Exercícios propostos ::
A) No texto sobre o filme 33, por que a comparação com os reality shows, embora fácil, é considerada compreensível? Responda em uma a três frases.
B) Reescreva em forma de lista o parágrafo do texto sobre o filme 33 que começa com "Tudo visa a imprecisão", mantendo os fatos principais.
C) Retome o texto sobre o filme 33 e continue-o a partir da última frase apresentada.

Texto em estudo ::
Tudo visa a imprecisão. Mas uma imprecisão
precisa, com seleção feliz de trechos
de entrevistas, com escolha caprichada de ângulos,
de texturas, de soluções cromáticas.
Temos então uma tensão entre o real captado
e a ficção modeladora do material. Assume-se
a estética como manipulação e a
associação dela com o conteúdo.
Goifman comenta sobre o processo do filme no próprio
filme e chega a verbalizar sua visualização
do plano final perfeito para 33.
Cabe por isso uma aproximação, apenas
para se propor a distância, com o modelo dos reality
shows. É uma tentação para
lá de fácil a comparação
com este formato, mas compreensível em um mundo
de representações em que as aparências
embotam a arquitetura de suas construções,
criando o império da fachada e enterrando os
processos. Coloquemos então as fronteiras entre
um objeto e outro. Os reality shows são
elaborados de forma a se transmitir, a partir da edição,
a sensação de vermos uma dramaturgia em
fragmentos necessariamente modelados, sem sentido em
si, mas de forma a não deixar essa modelagem
audiovisual, de forma alguma, sabotar a impressão
de novela ao vivo e sem interferências. Vende-se
nesses programas uma idéia de um realismo renovado,
no qual a construção não se dá
fora da narrativa, por diretores e editores, mas pelos
próprios personagens incumbidos de se auto-representar.
Em 33, temos o contrário. Toda possibilidade
de impressão de real sem interferência
vai sendo pouco a pouco desmontada por meio do escancaramento
dos artifícios de manipulação.

Dados fornecidos ::
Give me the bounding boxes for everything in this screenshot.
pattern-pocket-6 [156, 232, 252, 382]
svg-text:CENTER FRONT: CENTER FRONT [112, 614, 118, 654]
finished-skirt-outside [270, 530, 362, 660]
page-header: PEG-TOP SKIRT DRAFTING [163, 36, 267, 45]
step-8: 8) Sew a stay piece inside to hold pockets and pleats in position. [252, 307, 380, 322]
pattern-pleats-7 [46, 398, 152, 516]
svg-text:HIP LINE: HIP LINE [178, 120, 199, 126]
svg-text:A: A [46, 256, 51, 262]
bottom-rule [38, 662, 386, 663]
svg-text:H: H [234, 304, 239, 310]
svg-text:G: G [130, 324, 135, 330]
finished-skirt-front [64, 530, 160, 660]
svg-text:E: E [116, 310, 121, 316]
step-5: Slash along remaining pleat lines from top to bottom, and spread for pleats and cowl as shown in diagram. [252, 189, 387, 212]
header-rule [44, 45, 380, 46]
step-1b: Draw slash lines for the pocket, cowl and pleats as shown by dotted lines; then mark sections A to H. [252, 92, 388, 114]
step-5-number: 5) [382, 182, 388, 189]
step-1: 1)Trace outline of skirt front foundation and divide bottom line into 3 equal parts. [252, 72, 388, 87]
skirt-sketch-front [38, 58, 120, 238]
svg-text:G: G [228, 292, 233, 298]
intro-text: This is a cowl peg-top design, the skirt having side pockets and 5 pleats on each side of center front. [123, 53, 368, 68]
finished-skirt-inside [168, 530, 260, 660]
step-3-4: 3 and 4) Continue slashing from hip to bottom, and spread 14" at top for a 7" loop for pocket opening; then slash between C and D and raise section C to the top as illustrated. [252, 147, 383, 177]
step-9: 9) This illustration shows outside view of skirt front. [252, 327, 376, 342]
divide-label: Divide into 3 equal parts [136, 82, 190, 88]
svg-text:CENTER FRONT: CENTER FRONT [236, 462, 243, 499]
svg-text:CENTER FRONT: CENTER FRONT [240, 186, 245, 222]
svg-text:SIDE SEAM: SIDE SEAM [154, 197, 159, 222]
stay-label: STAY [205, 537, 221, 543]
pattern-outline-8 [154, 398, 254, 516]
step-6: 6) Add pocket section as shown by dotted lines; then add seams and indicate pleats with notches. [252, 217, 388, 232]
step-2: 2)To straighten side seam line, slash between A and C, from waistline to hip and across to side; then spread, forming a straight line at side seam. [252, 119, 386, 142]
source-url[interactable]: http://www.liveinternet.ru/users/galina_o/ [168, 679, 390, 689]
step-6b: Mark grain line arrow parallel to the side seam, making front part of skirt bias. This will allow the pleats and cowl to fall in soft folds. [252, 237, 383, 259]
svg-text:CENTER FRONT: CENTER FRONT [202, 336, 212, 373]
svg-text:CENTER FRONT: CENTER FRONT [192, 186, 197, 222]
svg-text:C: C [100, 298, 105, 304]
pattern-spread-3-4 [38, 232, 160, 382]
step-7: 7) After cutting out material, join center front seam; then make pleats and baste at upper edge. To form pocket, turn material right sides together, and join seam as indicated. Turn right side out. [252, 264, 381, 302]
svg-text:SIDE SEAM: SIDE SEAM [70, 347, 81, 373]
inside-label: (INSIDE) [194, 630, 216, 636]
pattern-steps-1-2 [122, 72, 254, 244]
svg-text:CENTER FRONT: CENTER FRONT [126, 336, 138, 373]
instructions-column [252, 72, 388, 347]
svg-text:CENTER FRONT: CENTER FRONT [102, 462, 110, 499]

Respostas ::
A) Porque vivemos em um mundo de representações em que as aparências embotam a arquitetura de suas construções. Esse mundo cria o império da fachada e enterra os processos.

B)
- O filme busca uma imprecisão precisa, com trechos de entrevistas bem selecionados e ângulos, texturas e soluções cromáticas escolhidos com capricho.
- Daí surge uma tensão entre o real captado e a ficção que molda o material. A estética é assumida como manipulação e associada ao conteúdo.
- Goifman comenta o processo do filme no próprio filme e chega a descrever o plano final perfeito que imagina para 33.
- A comparação com os reality shows é fácil, mas cabe apenas para marcar a distância entre os dois.
- Os reality shows usam a edição para transmitir uma dramaturgia em fragmentos modelados, sem deixar que essa modelagem abale a impressão de novela ao vivo e sem interferências.
- Esses programas vendem um realismo renovado, em que a construção não fica a cargo de diretores e editores, mas dos próprios personagens, que se auto-representam.
- Em 33 ocorre o contrário: a impressão de real sem interferência é desmontada aos poucos pela exposição aberta dos artifícios de manipulação.

C)
Goifman faz questão de salientar que, como ator
ou diretor, personagem ou autor, está criando
sobretudo uma obra, não a verdade dos fatos sobre
si mesmo.
Ainda sobre a primeira pessoa, quando o diretor-personagem
é chamado a se colocar, a expor sua posição,
ele não tem nenhum pudor. Emite opiniões
pouco lisonjeiras sobre as colocações
de dois entrevistados, questiona o depoimento de uma
tia, explora a incoerência da afirmação
de uma vidente-queromancista. Também não
têm receio de se exibir para a câmera, embora
o faça com parcimônia, inclusive na decisão
de se auto impor limites. Goifman só mostra no
filme o que pode ser interessante para o filme. O que
é importante, no julgamento dele, só para
ele, espertamente, fica de fora. Essa é sua forma
de extrair de sua história pessoal algo de alcance
maior, sem transformar o filmar em uma atitude narcízica.
Uma forma de atenuar a gravidade de sua questão
é o contraste da narração em forma
de diário policial com as imagens urbanas e noturnas.
O signo metrópole, ainda que vazia, solitária
na madrugada, ainda que povoada, relativiza tudo. A
história de Goifman é apenas uma história,
não a história, algo perceptível
diante de imagens de prédios. Muitas outras histórias
podem morar ali.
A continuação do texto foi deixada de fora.